Stored data entries:
^^^^^^^^^^^^^^^^
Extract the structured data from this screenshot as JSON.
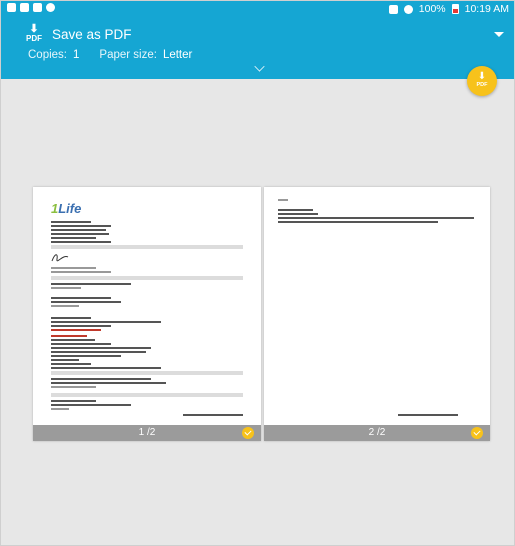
{
  "status_bar": {
    "time": "10:19 AM",
    "battery": "100%"
  },
  "toolbar": {
    "pdf_icon_label": "PDF",
    "title": "Save as PDF",
    "copies_label": "Copies:",
    "copies_value": "1",
    "paper_size_label": "Paper size:",
    "paper_size_value": "Letter"
  },
  "fab": {
    "label": "PDF"
  },
  "pages": [
    {
      "indicator": "1 /2"
    },
    {
      "indicator": "2 /2"
    }
  ]
}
^^^^^^^^^^^^^^^^
• [Exercise] Excluding the pictures, restate the records above word for word.

• [Written answer]
Extract the structured data from this screenshot as JSON.
{
  "status_bar": {
    "time": "10:19 AM",
    "battery": "100%"
  },
  "toolbar": {
    "pdf_icon_label": "PDF",
    "title": "Save as PDF",
    "copies_label": "Copies:",
    "copies_value": "1",
    "paper_size_label": "Paper size:",
    "paper_size_value": "Letter"
  },
  "fab": {
    "label": "PDF"
  },
  "pages": [
    {
      "indicator": "1 /2"
    },
    {
      "indicator": "2 /2"
    }
  ]
}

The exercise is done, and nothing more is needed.